**EXERCISE REQUIREMENTS:** Show all lines from the data that include the word "regards".

**Records excerpted from a collection:**
--

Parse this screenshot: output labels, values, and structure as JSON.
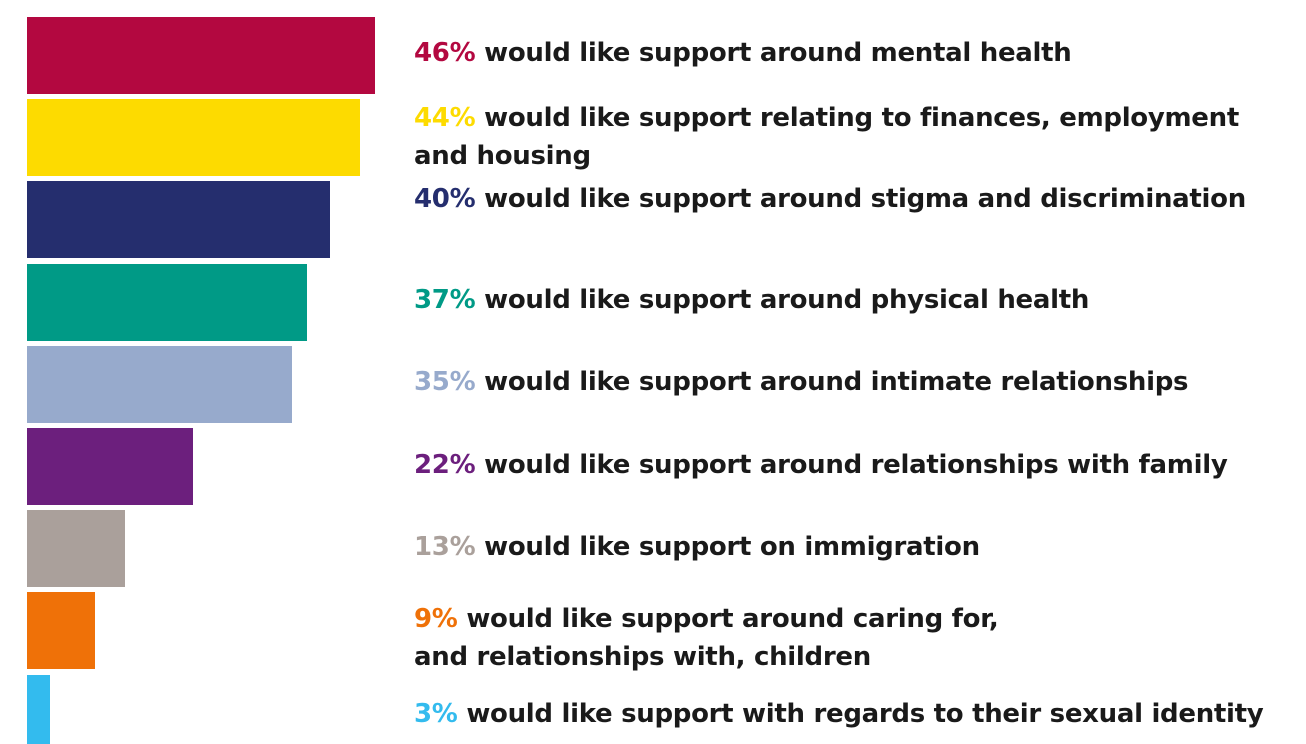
{
  "chart_data": {
    "type": "bar",
    "orientation": "horizontal",
    "title": "",
    "xlabel": "",
    "ylabel": "",
    "xlim": [
      0,
      46
    ],
    "grid": false,
    "legend": "none",
    "categories": [
      "would like support around mental health",
      "would like support relating to finances, employment and housing",
      "would like support around stigma and discrimination",
      "would like support around physical health",
      "would like support around intimate relationships",
      "would like support around relationships with family",
      "would like support on immigration",
      "would like support around caring for, and relationships with, children",
      "would like support with regards to their sexual identity"
    ],
    "values": [
      46,
      44,
      40,
      37,
      35,
      22,
      13,
      9,
      3
    ],
    "items": [
      {
        "percent_label": "46%",
        "text": "would like support around mental health",
        "value": 46,
        "color": "#b30840"
      },
      {
        "percent_label": "44%",
        "text": "would like support relating to finances, employment\nand housing",
        "value": 44,
        "color": "#fddb00"
      },
      {
        "percent_label": "40%",
        "text": "would like support around stigma and discrimination",
        "value": 40,
        "color": "#252e6e"
      },
      {
        "percent_label": "37%",
        "text": "would like support around physical health",
        "value": 37,
        "color": "#009a86"
      },
      {
        "percent_label": "35%",
        "text": "would like support around intimate relationships",
        "value": 35,
        "color": "#97aacc"
      },
      {
        "percent_label": "22%",
        "text": "would like support around relationships with family",
        "value": 22,
        "color": "#6c1f7d"
      },
      {
        "percent_label": "13%",
        "text": "would like support on immigration",
        "value": 13,
        "color": "#aaa09b"
      },
      {
        "percent_label": "9%",
        "text": "would like support around caring for,\nand relationships with, children",
        "value": 9,
        "color": "#ef7108"
      },
      {
        "percent_label": "3%",
        "text": "would like support with regards to their sexual identity",
        "value": 3,
        "color": "#33bbee"
      }
    ]
  }
}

--

**FULL OUTPUT:**
      "would like support with regards to their sexual identity"
        "text": "would like support with regards to their sexual identity",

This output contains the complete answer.